Exercise description: How many of the lines contain the string "text"? Give the number, with no other words.

Dataset records:
========================================================================
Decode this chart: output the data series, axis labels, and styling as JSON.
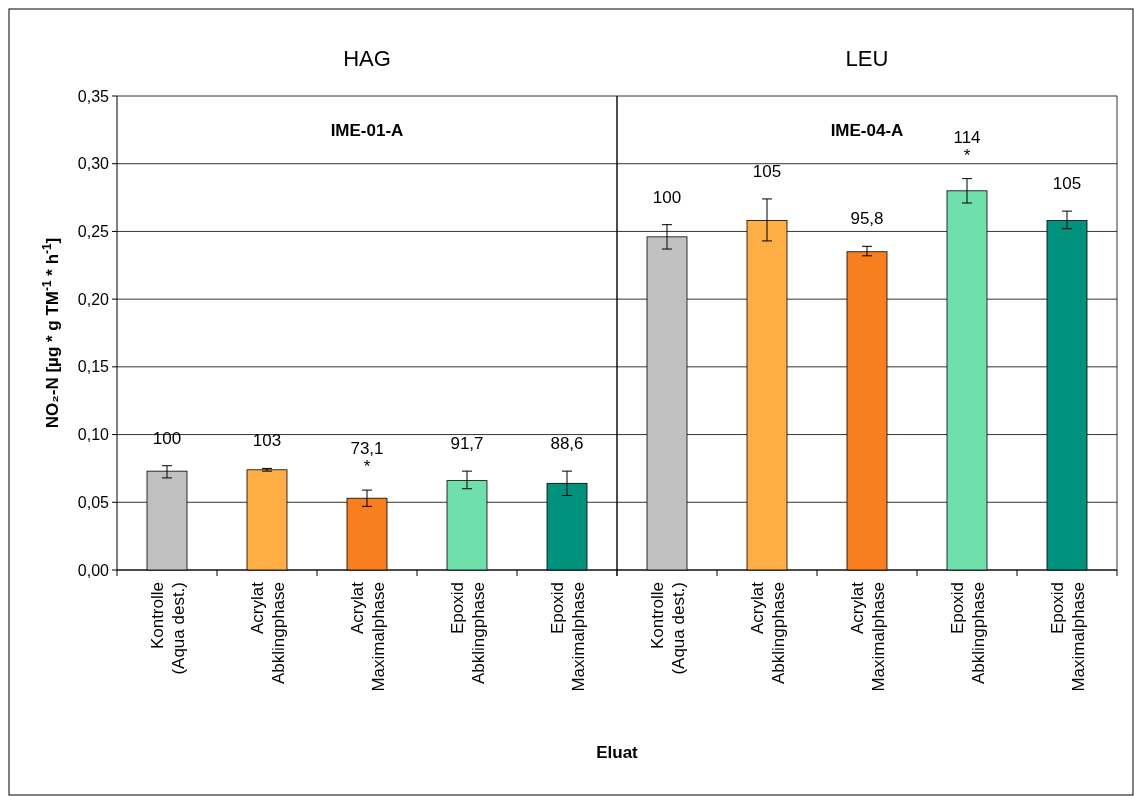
{
  "chart_data": [
    {
      "type": "bar",
      "title": "HAG",
      "subtitle": "IME-01-A",
      "ylabel": "NO₂-N [µg * g TM$^{-1}$ * h$^{-1}$]",
      "xlabel": "Eluat",
      "categories": [
        "Kontrolle\n(Aqua dest.)",
        "Acrylat\nAbklingphase",
        "Acrylat\nMaximalphase",
        "Epoxid\nAbklingphase",
        "Epoxid\nMaximalphase"
      ],
      "values": [
        0.073,
        0.074,
        0.053,
        0.066,
        0.064
      ],
      "errors": [
        [
          0.068,
          0.077
        ],
        [
          0.073,
          0.075
        ],
        [
          0.047,
          0.059
        ],
        [
          0.06,
          0.073
        ],
        [
          0.055,
          0.073
        ]
      ],
      "annotations": [
        {
          "text": "100",
          "x": "Kontrolle\n(Aqua dest.)",
          "y": 0.073
        },
        {
          "text": "103",
          "x": "Acrylat\nAbklingphase",
          "y": 0.074
        },
        {
          "text": "73,1\n*",
          "x": "Acrylat\nMaximalphase",
          "y": 0.053
        },
        {
          "text": "91,7",
          "x": "Epoxid\nAbklingphase",
          "y": 0.066
        },
        {
          "text": "88,6",
          "x": "Epoxid\nMaximalphase",
          "y": 0.064
        }
      ],
      "colors": [
        "#c0c0c0",
        "#ffad45",
        "#f97e1e",
        "#6fe0ab",
        "#00927c"
      ],
      "ylim": [
        0,
        0.35
      ],
      "yticks": [
        {
          "value": 0,
          "label": "0,00"
        },
        {
          "value": 0.05,
          "label": "0,05"
        },
        {
          "value": 0.1,
          "label": "0,10"
        },
        {
          "value": 0.15,
          "label": "0,15"
        },
        {
          "value": 0.2,
          "label": "0,20"
        },
        {
          "value": 0.25,
          "label": "0,25"
        },
        {
          "value": 0.3,
          "label": "0,30"
        },
        {
          "value": 0.35,
          "label": "0,35"
        }
      ],
      "grid": "y"
    },
    {
      "type": "bar",
      "title": "LEU",
      "subtitle": "IME-04-A",
      "categories": [
        "Kontrolle\n(Aqua dest.)",
        "Acrylat\nAbklingphase",
        "Acrylat\nMaximalphase",
        "Epoxid\nAbklingphase",
        "Epoxid\nMaximalphase"
      ],
      "values": [
        0.246,
        0.258,
        0.235,
        0.28,
        0.258
      ],
      "errors": [
        [
          0.237,
          0.255
        ],
        [
          0.243,
          0.274
        ],
        [
          0.232,
          0.239
        ],
        [
          0.271,
          0.289
        ],
        [
          0.252,
          0.265
        ]
      ],
      "annotations": [
        {
          "text": "100",
          "x": "Kontrolle\n(Aqua dest.)",
          "y": 0.246
        },
        {
          "text": "105",
          "x": "Acrylat\nAbklingphase",
          "y": 0.258
        },
        {
          "text": "95,8",
          "x": "Acrylat\nMaximalphase",
          "y": 0.235
        },
        {
          "text": "114\n*",
          "x": "Epoxid\nAbklingphase",
          "y": 0.28
        },
        {
          "text": "105",
          "x": "Epoxid\nMaximalphase",
          "y": 0.258
        }
      ],
      "colors": [
        "#c0c0c0",
        "#ffad45",
        "#f97e1e",
        "#6fe0ab",
        "#00927c"
      ],
      "ylim": [
        0,
        0.35
      ],
      "yticks": [
        0,
        0.05,
        0.1,
        0.15,
        0.2,
        0.25,
        0.3,
        0.35
      ],
      "grid": "y",
      "tick_labels": "x"
    }
  ]
}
========================================================================
Written solution: 10